Dataset records
◇ ◇ ◇ ◇ ◇ ◇ ◇
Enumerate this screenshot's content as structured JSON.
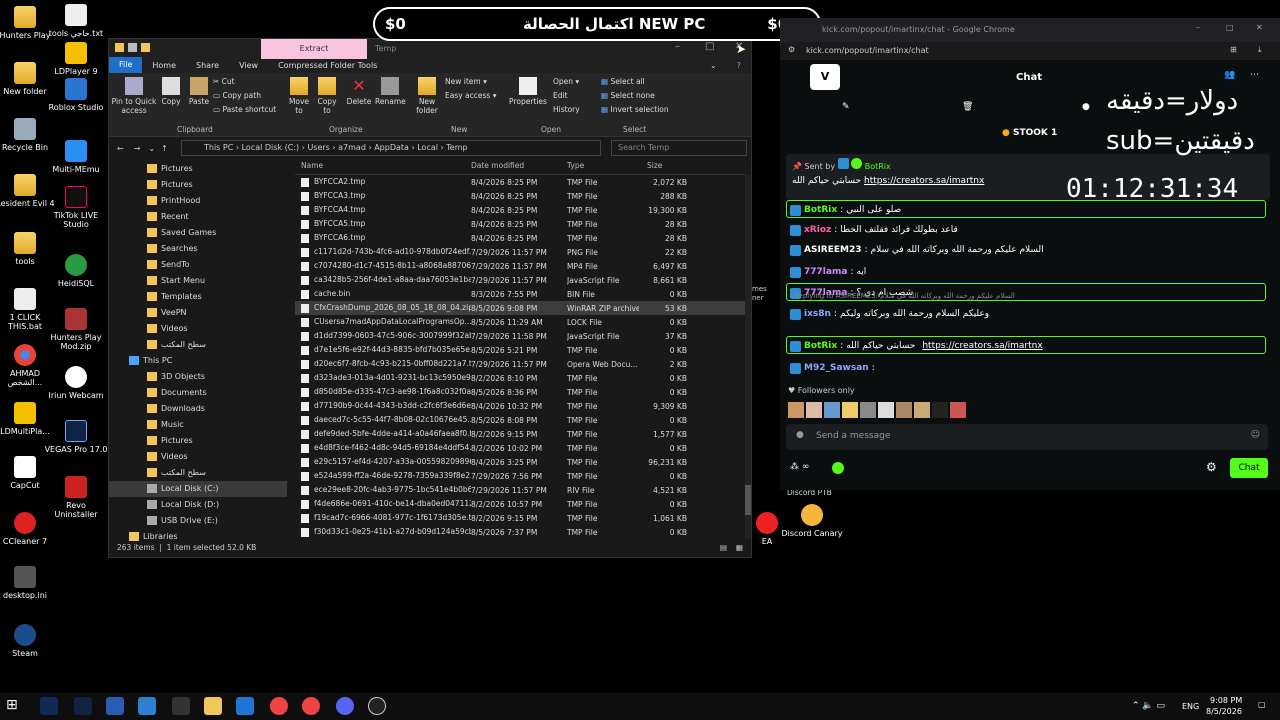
{
  "banner": {
    "left": "$0",
    "center": "اكتمال الحصالة NEW PC",
    "right": "$650"
  },
  "desktop_icons": [
    {
      "label": "Hunters Play",
      "icon": "folder"
    },
    {
      "label": "New folder",
      "icon": "folder"
    },
    {
      "label": "Recycle Bin",
      "icon": "recycle-bin"
    },
    {
      "label": "Resident Evil 4",
      "icon": "folder"
    },
    {
      "label": "tools",
      "icon": "folder"
    },
    {
      "label": "1 CLICK THIS.bat",
      "icon": "bat-file"
    },
    {
      "label": "AHMAD الشخص...",
      "icon": "chrome"
    },
    {
      "label": "LDMultiPla...",
      "icon": "ldmultiplayer"
    },
    {
      "label": "CapCut",
      "icon": "capcut"
    },
    {
      "label": "CCleaner 7",
      "icon": "ccleaner"
    },
    {
      "label": "desktop.ini",
      "icon": "ini-file"
    },
    {
      "label": "Steam",
      "icon": "steam"
    },
    {
      "label": "tools حاجي.txt",
      "icon": "text-file"
    },
    {
      "label": "LDPlayer 9",
      "icon": "ldplayer"
    },
    {
      "label": "Roblox Studio",
      "icon": "roblox"
    },
    {
      "label": "Multi-MEmu",
      "icon": "memu"
    },
    {
      "label": "TikTok LIVE Studio",
      "icon": "tiktok"
    },
    {
      "label": "HeidiSQL",
      "icon": "heidisql"
    },
    {
      "label": "Hunters Play Mod.zip",
      "icon": "zip"
    },
    {
      "label": "Iriun Webcam",
      "icon": "webcam"
    },
    {
      "label": "VEGAS Pro 17.0",
      "icon": "vegas"
    },
    {
      "label": "Revo Uninstaller",
      "icon": "revo"
    },
    {
      "label": "EA",
      "icon": "ea"
    },
    {
      "label": "Discord Canary",
      "icon": "discord"
    },
    {
      "label": "Discord PTB",
      "icon": "discord"
    }
  ],
  "explorer": {
    "context_tab": "Extract",
    "context_title": "Temp",
    "tabs": [
      "File",
      "Home",
      "Share",
      "View",
      "Compressed Folder Tools"
    ],
    "ribbon": {
      "pin": "Pin to Quick access",
      "copy": "Copy",
      "paste": "Paste",
      "cut": "Cut",
      "copy_path": "Copy path",
      "paste_shortcut": "Paste shortcut",
      "move_to": "Move to",
      "copy_to": "Copy to",
      "delete": "Delete",
      "rename": "Rename",
      "new_folder": "New folder",
      "new_item": "New item",
      "easy_access": "Easy access",
      "properties": "Properties",
      "open": "Open",
      "edit": "Edit",
      "history": "History",
      "select_all": "Select all",
      "select_none": "Select none",
      "invert": "Invert selection",
      "groups": [
        "Clipboard",
        "Organize",
        "New",
        "Open",
        "Select"
      ]
    },
    "breadcrumb": [
      "This PC",
      "Local Disk (C:)",
      "Users",
      "a7mad",
      "AppData",
      "Local",
      "Temp"
    ],
    "search_placeholder": "Search Temp",
    "nav": [
      "Pictures",
      "Pictures",
      "PrintHood",
      "Recent",
      "Saved Games",
      "Searches",
      "SendTo",
      "Start Menu",
      "Templates",
      "VeePN",
      "Videos",
      "سطح المكتب",
      "This PC",
      "3D Objects",
      "Documents",
      "Downloads",
      "Music",
      "Pictures",
      "Videos",
      "سطح المكتب",
      "Local Disk (C:)",
      "Local Disk (D:)",
      "USB Drive (E:)",
      "Libraries"
    ],
    "columns": [
      "Name",
      "Date modified",
      "Type",
      "Size"
    ],
    "files": [
      [
        "BYFCCA2.tmp",
        "8/4/2026 8:25 PM",
        "TMP File",
        "2,072 KB"
      ],
      [
        "BYFCCA3.tmp",
        "8/4/2026 8:25 PM",
        "TMP File",
        "288 KB"
      ],
      [
        "BYFCCA4.tmp",
        "8/4/2026 8:25 PM",
        "TMP File",
        "19,300 KB"
      ],
      [
        "BYFCCA5.tmp",
        "8/4/2026 8:25 PM",
        "TMP File",
        "28 KB"
      ],
      [
        "BYFCCA6.tmp",
        "8/4/2026 8:25 PM",
        "TMP File",
        "28 KB"
      ],
      [
        "c1171d2d-743b-4fc6-ad10-978db0f24edf...",
        "7/29/2026 11:57 PM",
        "PNG File",
        "22 KB"
      ],
      [
        "c7074280-d1c7-4515-8b11-a8068a88706...",
        "7/29/2026 11:57 PM",
        "MP4 File",
        "6,497 KB"
      ],
      [
        "ca3428b5-256f-4de1-a8aa-daa76053e1ba...",
        "7/29/2026 11:57 PM",
        "JavaScript File",
        "8,661 KB"
      ],
      [
        "cache.bin",
        "8/3/2026 7:55 PM",
        "BIN File",
        "0 KB"
      ],
      [
        "CfxCrashDump_2026_08_05_18_08_04.zip",
        "8/5/2026 9:08 PM",
        "WinRAR ZIP archive",
        "53 KB"
      ],
      [
        "CUsersa7madAppDataLocalProgramsOp...",
        "8/5/2026 11:29 AM",
        "LOCK File",
        "0 KB"
      ],
      [
        "d1dd7399-0603-47c5-906c-3007999f32ab...",
        "7/29/2026 11:58 PM",
        "JavaScript File",
        "37 KB"
      ],
      [
        "d7e1e5f6-e92f-44d3-8835-bfd7b035e65e...",
        "8/5/2026 5:21 PM",
        "TMP File",
        "0 KB"
      ],
      [
        "d20ec6f7-8fcb-4c93-b215-0bff08d221a7.t...",
        "7/29/2026 11:57 PM",
        "Opera Web Docu...",
        "2 KB"
      ],
      [
        "d323ade3-013a-4d01-9231-bc13c5950e9e...",
        "8/2/2026 8:10 PM",
        "TMP File",
        "0 KB"
      ],
      [
        "d850d85e-d335-47c3-ae98-1f6a8c032f0a...",
        "8/5/2026 8:36 PM",
        "TMP File",
        "0 KB"
      ],
      [
        "d77190b9-0c44-4343-b3dd-c2fc6f3e6d6e...",
        "8/4/2026 10:32 PM",
        "TMP File",
        "9,309 KB"
      ],
      [
        "daeced7c-5c55-44f7-8b08-02c10676e45...",
        "8/5/2026 8:08 PM",
        "TMP File",
        "0 KB"
      ],
      [
        "defe9ded-5bfe-4dde-a414-a0a46faea8f0.t...",
        "8/2/2026 9:15 PM",
        "TMP File",
        "1,577 KB"
      ],
      [
        "e4d8f3ce-f462-4d8c-94d5-69184e4ddf54...",
        "8/2/2026 10:02 PM",
        "TMP File",
        "0 KB"
      ],
      [
        "e29c5157-ef4d-4207-a33a-005598209896...",
        "8/4/2026 3:25 PM",
        "TMP File",
        "96,231 KB"
      ],
      [
        "e524a599-ff2a-46de-9278-7359a339f8e2.t...",
        "7/29/2026 7:56 PM",
        "TMP File",
        "0 KB"
      ],
      [
        "ece29ee8-20fc-4ab3-9775-1bc541e4b0b6...",
        "7/29/2026 11:57 PM",
        "RIV File",
        "4,521 KB"
      ],
      [
        "f4de686e-0691-410c-be14-dba0ed047112...",
        "8/2/2026 10:57 PM",
        "TMP File",
        "0 KB"
      ],
      [
        "f19cad7c-6966-4081-977c-1f6173d305e.t...",
        "8/2/2026 9:15 PM",
        "TMP File",
        "1,061 KB"
      ],
      [
        "f30d33c1-0e25-41b1-a27d-b09d124a59cb...",
        "8/5/2026 7:37 PM",
        "TMP File",
        "0 KB"
      ]
    ],
    "selected_index": 9,
    "status_count": "263 items",
    "status_selected": "1 item selected  52.0 KB"
  },
  "browser": {
    "title": "kick.com/popout/imartinx/chat - Google Chrome",
    "url": "kick.com/popout/imartinx/chat"
  },
  "chat": {
    "header": "Chat",
    "pinned_stock": "STOOK 1",
    "pinned_sent_by": "Sent by",
    "pinned_user": "BotRix",
    "pinned_text": "حسابتي حياكم الله",
    "pinned_link": "https://creators.sa/imartnx",
    "overlay_line1": "دولار=دقيقه",
    "overlay_line2": "sub=دقيقتين",
    "timer": "01:12:31:34",
    "messages": [
      {
        "user": "BotRix",
        "text": "صلو على النبي",
        "user_color": "#53fc18",
        "highlight": true
      },
      {
        "user": "xRioz",
        "text": "قاعد بطولك فرائد فقلتف الخطا",
        "user_color": "#ff5fa8",
        "highlight": false
      },
      {
        "user": "ASIREEM23",
        "text": "السلام عليكم ورحمة الله وبركاته الله في سلام",
        "user_color": "#ffffff",
        "highlight": false
      },
      {
        "user": "777lama",
        "text": "ايه",
        "user_color": "#cf8bff",
        "highlight": false
      },
      {
        "user": "777lama",
        "text": "شصب ام دي ؟",
        "user_color": "#cf8bff",
        "highlight": true
      },
      {
        "user": "ixs8n",
        "text": "وعليكم السلام ورحمة الله وبركاته وليكم",
        "user_color": "#8aa8ff",
        "highlight": false,
        "reply": "Replying to ASIREEM23: السلام عليكم ورحمة الله وبركاته الله في سلام"
      },
      {
        "user": "BotRix",
        "text": "حسابتي حياكم الله",
        "link": "https://creators.sa/imartnx",
        "user_color": "#53fc18",
        "highlight": true
      },
      {
        "user": "M92_Sawsan",
        "text": "",
        "user_color": "#8aa8ff",
        "highlight": false
      }
    ],
    "followers_only": "Followers only",
    "input_placeholder": "Send a message",
    "send_button": "Chat"
  },
  "partial_bg_text": "mes\nner",
  "taskbar": {
    "lang": "ENG",
    "time": "9:08 PM",
    "date": "8/5/2026"
  },
  "colors": {
    "kick_green": "#53fc18",
    "explorer_bg": "#191919",
    "ribbon_context": "#f9c4e0"
  }
}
◇ ◇ ◇ ◇ ◇ ◇ ◇
● What you will do: Report how many lines hold the string "وبركاته", giving the number and nothing else.

● The result: 3